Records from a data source
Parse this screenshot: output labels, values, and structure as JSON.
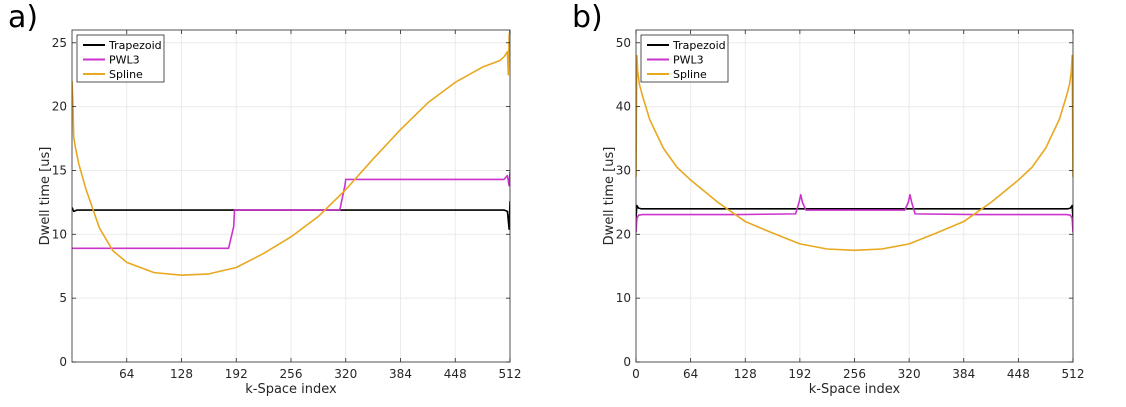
{
  "chart_data": [
    {
      "type": "line",
      "panel_label": "a)",
      "xlabel": "k-Space index",
      "ylabel": "Dwell time [us]",
      "xlim": [
        0,
        512
      ],
      "ylim": [
        0,
        26
      ],
      "xticks": [
        64,
        128,
        192,
        256,
        320,
        384,
        448,
        512
      ],
      "yticks": [
        0,
        5,
        10,
        15,
        20,
        25
      ],
      "grid": true,
      "legend": "top-left",
      "series": [
        {
          "name": "Trapezoid",
          "color": "#000000",
          "x": [
            0,
            2,
            6,
            40,
            120,
            200,
            280,
            360,
            440,
            505,
            509,
            511,
            512
          ],
          "y": [
            12.1,
            11.8,
            11.9,
            11.9,
            11.9,
            11.9,
            11.9,
            11.9,
            11.9,
            11.9,
            11.8,
            10.4,
            12.6
          ]
        },
        {
          "name": "PWL3",
          "color": "#cc33cc",
          "x": [
            0,
            100,
            183,
            189,
            190,
            250,
            313,
            319,
            320,
            400,
            480,
            505,
            509,
            511,
            512
          ],
          "y": [
            8.9,
            8.9,
            8.9,
            10.6,
            11.9,
            11.9,
            11.9,
            13.8,
            14.3,
            14.3,
            14.3,
            14.3,
            14.6,
            13.8,
            14.9
          ]
        },
        {
          "name": "Spline",
          "color": "#e8a820",
          "x": [
            0,
            1,
            2,
            4,
            8,
            16,
            32,
            48,
            64,
            96,
            128,
            160,
            192,
            224,
            256,
            288,
            320,
            352,
            384,
            416,
            448,
            480,
            500,
            505,
            509,
            510,
            511,
            512
          ],
          "y": [
            22.0,
            20.5,
            17.6,
            16.8,
            15.5,
            13.6,
            10.5,
            8.7,
            7.8,
            7.0,
            6.8,
            6.9,
            7.4,
            8.5,
            9.8,
            11.4,
            13.5,
            15.9,
            18.2,
            20.3,
            21.9,
            23.1,
            23.6,
            23.9,
            24.3,
            22.5,
            25.6,
            26.0
          ]
        }
      ]
    },
    {
      "type": "line",
      "panel_label": "b)",
      "xlabel": "k-Space index",
      "ylabel": "Dwell time [us]",
      "xlim": [
        0,
        512
      ],
      "ylim": [
        0,
        52
      ],
      "xticks": [
        0,
        64,
        128,
        192,
        256,
        320,
        384,
        448,
        512
      ],
      "yticks": [
        0,
        10,
        20,
        30,
        40,
        50
      ],
      "grid": true,
      "legend": "top-left",
      "series": [
        {
          "name": "Trapezoid",
          "color": "#000000",
          "x": [
            0,
            1,
            3,
            6,
            60,
            120,
            185,
            192,
            200,
            256,
            312,
            320,
            330,
            400,
            470,
            506,
            509,
            511,
            512
          ],
          "y": [
            22.5,
            24.5,
            24.1,
            24.0,
            24.0,
            24.0,
            24.0,
            24.0,
            24.0,
            24.0,
            24.0,
            24.0,
            24.0,
            24.0,
            24.0,
            24.0,
            24.1,
            24.5,
            22.5
          ]
        },
        {
          "name": "PWL3",
          "color": "#cc33cc",
          "x": [
            0,
            1,
            3,
            8,
            60,
            120,
            187,
            191,
            193,
            195,
            199,
            256,
            315,
            319,
            321,
            323,
            327,
            400,
            470,
            504,
            509,
            511,
            512
          ],
          "y": [
            20.3,
            22.5,
            23.0,
            23.1,
            23.1,
            23.1,
            23.2,
            25.0,
            26.2,
            25.0,
            23.8,
            23.8,
            23.8,
            25.0,
            26.2,
            25.0,
            23.2,
            23.1,
            23.1,
            23.1,
            23.0,
            22.5,
            20.3
          ]
        },
        {
          "name": "Spline",
          "color": "#e8a820",
          "x": [
            0,
            1,
            2,
            4,
            8,
            16,
            32,
            48,
            64,
            96,
            128,
            160,
            192,
            224,
            256,
            288,
            320,
            352,
            384,
            416,
            448,
            464,
            480,
            496,
            504,
            508,
            510,
            511,
            512
          ],
          "y": [
            29.0,
            48.0,
            45.5,
            43.5,
            41.5,
            38.0,
            33.5,
            30.5,
            28.5,
            25.0,
            22.0,
            20.2,
            18.5,
            17.7,
            17.5,
            17.7,
            18.5,
            20.2,
            22.0,
            25.0,
            28.5,
            30.5,
            33.5,
            38.0,
            41.5,
            43.5,
            45.5,
            48.0,
            29.0
          ]
        }
      ]
    }
  ]
}
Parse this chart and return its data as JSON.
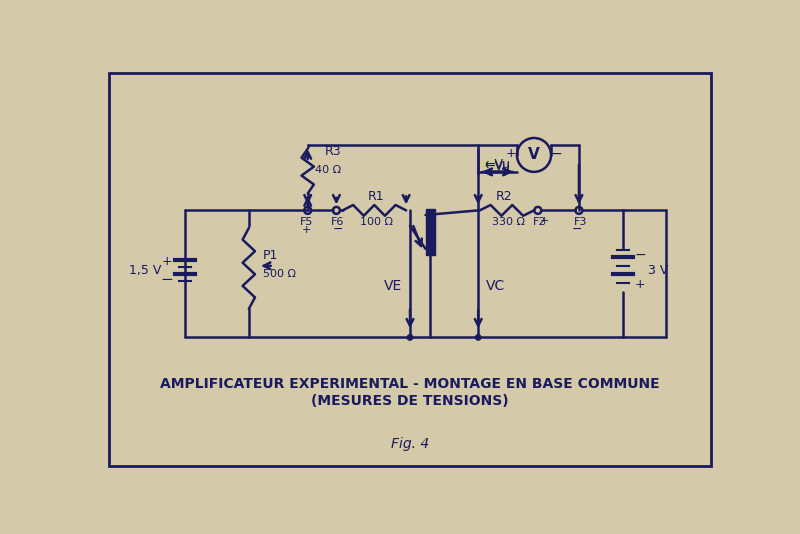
{
  "bg_color": "#d4c9a8",
  "line_color": "#1a1a5e",
  "title_line1": "AMPLIFICATEUR EXPERIMENTAL - MONTAGE EN BASE COMMUNE",
  "title_line2": "(MESURES DE TENSIONS)",
  "fig_label": "Fig. 4"
}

### Objective:
Your task is to return the entries above exactly, with no pictures.

### Solution:
Parse this screenshot: output labels, values, and structure as JSON.
{
  "chart_data": [
    {
      "type": "line",
      "panel_label": "a)",
      "xlabel": "k-Space index",
      "ylabel": "Dwell time [us]",
      "xlim": [
        0,
        512
      ],
      "ylim": [
        0,
        26
      ],
      "xticks": [
        64,
        128,
        192,
        256,
        320,
        384,
        448,
        512
      ],
      "yticks": [
        0,
        5,
        10,
        15,
        20,
        25
      ],
      "grid": true,
      "legend": "top-left",
      "series": [
        {
          "name": "Trapezoid",
          "color": "#000000",
          "x": [
            0,
            2,
            6,
            40,
            120,
            200,
            280,
            360,
            440,
            505,
            509,
            511,
            512
          ],
          "y": [
            12.1,
            11.8,
            11.9,
            11.9,
            11.9,
            11.9,
            11.9,
            11.9,
            11.9,
            11.9,
            11.8,
            10.4,
            12.6
          ]
        },
        {
          "name": "PWL3",
          "color": "#cc33cc",
          "x": [
            0,
            100,
            183,
            189,
            190,
            250,
            313,
            319,
            320,
            400,
            480,
            505,
            509,
            511,
            512
          ],
          "y": [
            8.9,
            8.9,
            8.9,
            10.6,
            11.9,
            11.9,
            11.9,
            13.8,
            14.3,
            14.3,
            14.3,
            14.3,
            14.6,
            13.8,
            14.9
          ]
        },
        {
          "name": "Spline",
          "color": "#e8a820",
          "x": [
            0,
            1,
            2,
            4,
            8,
            16,
            32,
            48,
            64,
            96,
            128,
            160,
            192,
            224,
            256,
            288,
            320,
            352,
            384,
            416,
            448,
            480,
            500,
            505,
            509,
            510,
            511,
            512
          ],
          "y": [
            22.0,
            20.5,
            17.6,
            16.8,
            15.5,
            13.6,
            10.5,
            8.7,
            7.8,
            7.0,
            6.8,
            6.9,
            7.4,
            8.5,
            9.8,
            11.4,
            13.5,
            15.9,
            18.2,
            20.3,
            21.9,
            23.1,
            23.6,
            23.9,
            24.3,
            22.5,
            25.6,
            26.0
          ]
        }
      ]
    },
    {
      "type": "line",
      "panel_label": "b)",
      "xlabel": "k-Space index",
      "ylabel": "Dwell time [us]",
      "xlim": [
        0,
        512
      ],
      "ylim": [
        0,
        52
      ],
      "xticks": [
        0,
        64,
        128,
        192,
        256,
        320,
        384,
        448,
        512
      ],
      "yticks": [
        0,
        10,
        20,
        30,
        40,
        50
      ],
      "grid": true,
      "legend": "top-left",
      "series": [
        {
          "name": "Trapezoid",
          "color": "#000000",
          "x": [
            0,
            1,
            3,
            6,
            60,
            120,
            185,
            192,
            200,
            256,
            312,
            320,
            330,
            400,
            470,
            506,
            509,
            511,
            512
          ],
          "y": [
            22.5,
            24.5,
            24.1,
            24.0,
            24.0,
            24.0,
            24.0,
            24.0,
            24.0,
            24.0,
            24.0,
            24.0,
            24.0,
            24.0,
            24.0,
            24.0,
            24.1,
            24.5,
            22.5
          ]
        },
        {
          "name": "PWL3",
          "color": "#cc33cc",
          "x": [
            0,
            1,
            3,
            8,
            60,
            120,
            187,
            191,
            193,
            195,
            199,
            256,
            315,
            319,
            321,
            323,
            327,
            400,
            470,
            504,
            509,
            511,
            512
          ],
          "y": [
            20.3,
            22.5,
            23.0,
            23.1,
            23.1,
            23.1,
            23.2,
            25.0,
            26.2,
            25.0,
            23.8,
            23.8,
            23.8,
            25.0,
            26.2,
            25.0,
            23.2,
            23.1,
            23.1,
            23.1,
            23.0,
            22.5,
            20.3
          ]
        },
        {
          "name": "Spline",
          "color": "#e8a820",
          "x": [
            0,
            1,
            2,
            4,
            8,
            16,
            32,
            48,
            64,
            96,
            128,
            160,
            192,
            224,
            256,
            288,
            320,
            352,
            384,
            416,
            448,
            464,
            480,
            496,
            504,
            508,
            510,
            511,
            512
          ],
          "y": [
            29.0,
            48.0,
            45.5,
            43.5,
            41.5,
            38.0,
            33.5,
            30.5,
            28.5,
            25.0,
            22.0,
            20.2,
            18.5,
            17.7,
            17.5,
            17.7,
            18.5,
            20.2,
            22.0,
            25.0,
            28.5,
            30.5,
            33.5,
            38.0,
            41.5,
            43.5,
            45.5,
            48.0,
            29.0
          ]
        }
      ]
    }
  ]
}
Parse this chart and return its data as JSON.
{
  "bg_color": "#d4c9a8",
  "line_color": "#1a1a5e",
  "title_line1": "AMPLIFICATEUR EXPERIMENTAL - MONTAGE EN BASE COMMUNE",
  "title_line2": "(MESURES DE TENSIONS)",
  "fig_label": "Fig. 4"
}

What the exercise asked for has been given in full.